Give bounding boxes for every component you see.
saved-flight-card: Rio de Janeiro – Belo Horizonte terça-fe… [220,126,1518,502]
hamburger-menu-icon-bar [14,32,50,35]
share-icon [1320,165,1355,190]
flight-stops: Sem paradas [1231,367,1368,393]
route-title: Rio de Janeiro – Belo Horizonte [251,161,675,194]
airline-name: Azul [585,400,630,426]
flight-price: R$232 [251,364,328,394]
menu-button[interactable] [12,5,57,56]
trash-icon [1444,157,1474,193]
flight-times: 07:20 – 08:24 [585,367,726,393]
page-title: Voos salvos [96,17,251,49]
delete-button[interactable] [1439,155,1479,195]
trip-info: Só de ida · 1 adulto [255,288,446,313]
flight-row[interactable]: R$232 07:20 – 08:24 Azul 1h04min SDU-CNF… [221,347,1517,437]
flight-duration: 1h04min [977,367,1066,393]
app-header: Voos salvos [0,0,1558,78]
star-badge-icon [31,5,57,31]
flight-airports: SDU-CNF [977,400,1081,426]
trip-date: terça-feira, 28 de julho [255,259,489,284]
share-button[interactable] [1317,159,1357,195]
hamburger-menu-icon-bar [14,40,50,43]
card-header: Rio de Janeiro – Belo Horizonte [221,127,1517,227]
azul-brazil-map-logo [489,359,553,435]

[What is expected] Reproduce every row above verbatim, keeping the original order and wording without any change.

[Solution below]
Give bounding boxes for every component you see.
saved-flight-card: Rio de Janeiro – Belo Horizonte terça-fe… [220,126,1518,502]
hamburger-menu-icon-bar [14,32,50,35]
share-icon [1320,165,1355,190]
flight-stops: Sem paradas [1231,367,1368,393]
route-title: Rio de Janeiro – Belo Horizonte [251,161,675,194]
airline-name: Azul [585,400,630,426]
flight-price: R$232 [251,364,328,394]
menu-button[interactable] [12,5,57,56]
trash-icon [1444,157,1474,193]
flight-times: 07:20 – 08:24 [585,367,726,393]
page-title: Voos salvos [96,17,251,49]
delete-button[interactable] [1439,155,1479,195]
trip-info: Só de ida · 1 adulto [255,288,446,313]
flight-row[interactable]: R$232 07:20 – 08:24 Azul 1h04min SDU-CNF… [221,347,1517,437]
flight-duration: 1h04min [977,367,1066,393]
app-header: Voos salvos [0,0,1558,78]
star-badge-icon [31,5,57,31]
flight-airports: SDU-CNF [977,400,1081,426]
trip-date: terça-feira, 28 de julho [255,259,489,284]
share-button[interactable] [1317,159,1357,195]
hamburger-menu-icon-bar [14,40,50,43]
card-header: Rio de Janeiro – Belo Horizonte [221,127,1517,227]
azul-brazil-map-logo [489,359,553,435]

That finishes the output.